___ Input ___

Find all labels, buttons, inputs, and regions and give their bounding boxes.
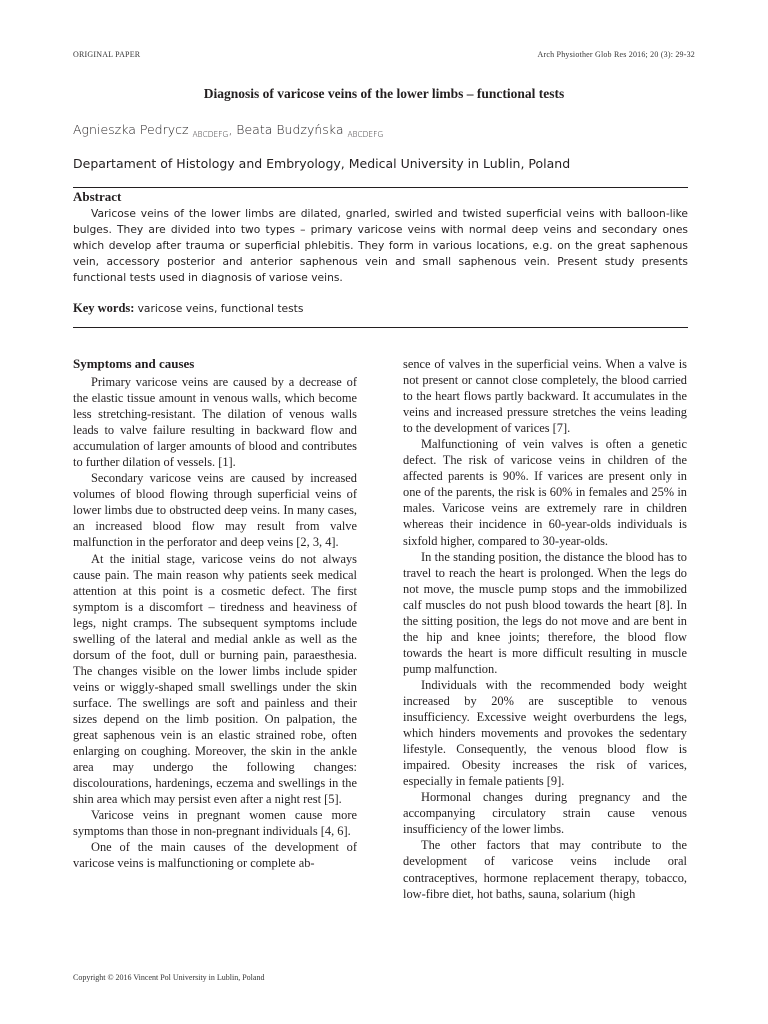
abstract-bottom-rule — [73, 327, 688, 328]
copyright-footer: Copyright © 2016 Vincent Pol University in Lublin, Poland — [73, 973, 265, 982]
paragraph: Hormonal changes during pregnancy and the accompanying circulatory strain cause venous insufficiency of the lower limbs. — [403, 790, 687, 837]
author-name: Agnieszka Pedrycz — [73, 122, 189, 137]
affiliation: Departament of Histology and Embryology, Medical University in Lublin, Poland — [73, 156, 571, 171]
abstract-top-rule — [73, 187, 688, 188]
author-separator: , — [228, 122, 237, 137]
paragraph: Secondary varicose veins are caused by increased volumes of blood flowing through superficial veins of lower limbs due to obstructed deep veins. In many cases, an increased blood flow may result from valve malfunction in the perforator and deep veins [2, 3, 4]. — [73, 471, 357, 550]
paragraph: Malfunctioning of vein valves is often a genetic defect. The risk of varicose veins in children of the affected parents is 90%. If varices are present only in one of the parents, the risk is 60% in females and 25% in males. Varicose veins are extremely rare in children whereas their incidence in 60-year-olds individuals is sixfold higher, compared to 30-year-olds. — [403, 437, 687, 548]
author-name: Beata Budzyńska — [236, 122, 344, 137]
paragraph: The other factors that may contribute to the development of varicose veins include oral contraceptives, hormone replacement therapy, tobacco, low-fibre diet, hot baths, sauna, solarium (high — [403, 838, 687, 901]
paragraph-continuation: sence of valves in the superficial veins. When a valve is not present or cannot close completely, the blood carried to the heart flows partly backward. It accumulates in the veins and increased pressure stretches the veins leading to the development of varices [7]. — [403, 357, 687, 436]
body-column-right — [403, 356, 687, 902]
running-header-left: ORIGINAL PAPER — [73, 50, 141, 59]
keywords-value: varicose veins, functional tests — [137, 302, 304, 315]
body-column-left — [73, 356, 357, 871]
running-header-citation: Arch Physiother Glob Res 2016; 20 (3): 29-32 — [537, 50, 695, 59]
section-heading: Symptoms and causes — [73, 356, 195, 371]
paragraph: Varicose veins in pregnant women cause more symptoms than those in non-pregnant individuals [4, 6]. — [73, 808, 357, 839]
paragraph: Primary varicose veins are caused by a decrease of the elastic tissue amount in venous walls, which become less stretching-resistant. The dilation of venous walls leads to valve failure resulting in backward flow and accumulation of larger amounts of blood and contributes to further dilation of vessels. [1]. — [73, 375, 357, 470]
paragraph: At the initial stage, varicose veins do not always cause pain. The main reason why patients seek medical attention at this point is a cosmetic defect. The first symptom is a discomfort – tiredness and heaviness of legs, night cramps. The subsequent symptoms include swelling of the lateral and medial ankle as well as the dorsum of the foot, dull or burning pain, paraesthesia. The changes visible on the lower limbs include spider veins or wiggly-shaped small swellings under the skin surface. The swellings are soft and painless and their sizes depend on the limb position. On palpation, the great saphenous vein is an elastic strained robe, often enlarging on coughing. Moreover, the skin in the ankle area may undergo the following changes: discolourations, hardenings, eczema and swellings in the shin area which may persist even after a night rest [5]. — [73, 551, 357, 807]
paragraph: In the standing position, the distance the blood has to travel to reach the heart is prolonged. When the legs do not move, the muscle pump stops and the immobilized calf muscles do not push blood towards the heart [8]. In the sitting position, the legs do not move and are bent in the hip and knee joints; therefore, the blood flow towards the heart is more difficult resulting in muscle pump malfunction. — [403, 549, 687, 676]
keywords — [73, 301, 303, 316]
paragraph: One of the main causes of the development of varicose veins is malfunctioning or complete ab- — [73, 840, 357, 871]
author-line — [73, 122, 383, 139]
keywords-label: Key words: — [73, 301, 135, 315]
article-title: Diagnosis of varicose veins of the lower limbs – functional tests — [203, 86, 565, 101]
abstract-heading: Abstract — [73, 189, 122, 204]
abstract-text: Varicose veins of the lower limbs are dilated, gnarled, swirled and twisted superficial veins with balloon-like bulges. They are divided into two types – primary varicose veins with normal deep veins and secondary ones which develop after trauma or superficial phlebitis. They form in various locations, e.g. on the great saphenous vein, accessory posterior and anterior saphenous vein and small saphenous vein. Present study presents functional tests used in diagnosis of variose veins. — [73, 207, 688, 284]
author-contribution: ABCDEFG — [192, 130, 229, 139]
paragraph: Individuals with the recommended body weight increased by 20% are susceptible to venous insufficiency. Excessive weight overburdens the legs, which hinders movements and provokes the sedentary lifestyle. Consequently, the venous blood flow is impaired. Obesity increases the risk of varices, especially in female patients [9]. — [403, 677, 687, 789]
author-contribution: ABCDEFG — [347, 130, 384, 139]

___

| Required action |
Verbatim copy without images: write the records above out in full.

| Answer to the exercise |
Find all labels, buttons, inputs, and regions and give their bounding boxes.
abstract-bottom-rule — [73, 327, 688, 328]
copyright-footer: Copyright © 2016 Vincent Pol University in Lublin, Poland — [73, 973, 265, 982]
paragraph: Hormonal changes during pregnancy and the accompanying circulatory strain cause venous insufficiency of the lower limbs. — [403, 790, 687, 837]
author-name: Agnieszka Pedrycz — [73, 122, 189, 137]
affiliation: Departament of Histology and Embryology, Medical University in Lublin, Poland — [73, 156, 571, 171]
abstract-top-rule — [73, 187, 688, 188]
author-separator: , — [228, 122, 237, 137]
paragraph: Secondary varicose veins are caused by increased volumes of blood flowing through superficial veins of lower limbs due to obstructed deep veins. In many cases, an increased blood flow may result from valve malfunction in the perforator and deep veins [2, 3, 4]. — [73, 471, 357, 550]
paragraph: Malfunctioning of vein valves is often a genetic defect. The risk of varicose veins in children of the affected parents is 90%. If varices are present only in one of the parents, the risk is 60% in females and 25% in males. Varicose veins are extremely rare in children whereas their incidence in 60-year-olds individuals is sixfold higher, compared to 30-year-olds. — [403, 437, 687, 548]
author-name: Beata Budzyńska — [236, 122, 344, 137]
paragraph: The other factors that may contribute to the development of varicose veins include oral contraceptives, hormone replacement therapy, tobacco, low-fibre diet, hot baths, sauna, solarium (high — [403, 838, 687, 901]
paragraph-continuation: sence of valves in the superficial veins. When a valve is not present or cannot close completely, the blood carried to the heart flows partly backward. It accumulates in the veins and increased pressure stretches the veins leading to the development of varices [7]. — [403, 357, 687, 436]
body-column-right — [403, 356, 687, 902]
running-header-left: ORIGINAL PAPER — [73, 50, 141, 59]
keywords-value: varicose veins, functional tests — [137, 302, 304, 315]
body-column-left — [73, 356, 357, 871]
running-header-citation: Arch Physiother Glob Res 2016; 20 (3): 29-32 — [537, 50, 695, 59]
section-heading: Symptoms and causes — [73, 356, 195, 371]
paragraph: Varicose veins in pregnant women cause more symptoms than those in non-pregnant individuals [4, 6]. — [73, 808, 357, 839]
paragraph: Primary varicose veins are caused by a decrease of the elastic tissue amount in venous walls, which become less stretching-resistant. The dilation of venous walls leads to valve failure resulting in backward flow and accumulation of larger amounts of blood and contributes to further dilation of vessels. [1]. — [73, 375, 357, 470]
paragraph: At the initial stage, varicose veins do not always cause pain. The main reason why patients seek medical attention at this point is a cosmetic defect. The first symptom is a discomfort – tiredness and heaviness of legs, night cramps. The subsequent symptoms include swelling of the lateral and medial ankle as well as the dorsum of the foot, dull or burning pain, paraesthesia. The changes visible on the lower limbs include spider veins or wiggly-shaped small swellings under the skin surface. The swellings are soft and painless and their sizes depend on the limb position. On palpation, the great saphenous vein is an elastic strained robe, often enlarging on coughing. Moreover, the skin in the ankle area may undergo the following changes: discolourations, hardenings, eczema and swellings in the shin area which may persist even after a night rest [5]. — [73, 551, 357, 807]
paragraph: In the standing position, the distance the blood has to travel to reach the heart is prolonged. When the legs do not move, the muscle pump stops and the immobilized calf muscles do not push blood towards the heart [8]. In the sitting position, the legs do not move and are bent in the hip and knee joints; therefore, the blood flow towards the heart is more difficult resulting in muscle pump malfunction. — [403, 549, 687, 676]
keywords — [73, 301, 303, 316]
paragraph: One of the main causes of the development of varicose veins is malfunctioning or complete ab- — [73, 840, 357, 871]
author-line — [73, 122, 383, 139]
keywords-label: Key words: — [73, 301, 135, 315]
article-title: Diagnosis of varicose veins of the lower limbs – functional tests — [203, 86, 565, 101]
abstract-heading: Abstract — [73, 189, 122, 204]
abstract-text: Varicose veins of the lower limbs are dilated, gnarled, swirled and twisted superficial veins with balloon-like bulges. They are divided into two types – primary varicose veins with normal deep veins and secondary ones which develop after trauma or superficial phlebitis. They form in various locations, e.g. on the great saphenous vein, accessory posterior and anterior saphenous vein and small saphenous vein. Present study presents functional tests used in diagnosis of variose veins. — [73, 207, 688, 284]
author-contribution: ABCDEFG — [192, 130, 229, 139]
paragraph: Individuals with the recommended body weight increased by 20% are susceptible to venous insufficiency. Excessive weight overburdens the legs, which hinders movements and provokes the sedentary lifestyle. Consequently, the venous blood flow is impaired. Obesity increases the risk of varices, especially in female patients [9]. — [403, 677, 687, 789]
author-contribution: ABCDEFG — [347, 130, 384, 139]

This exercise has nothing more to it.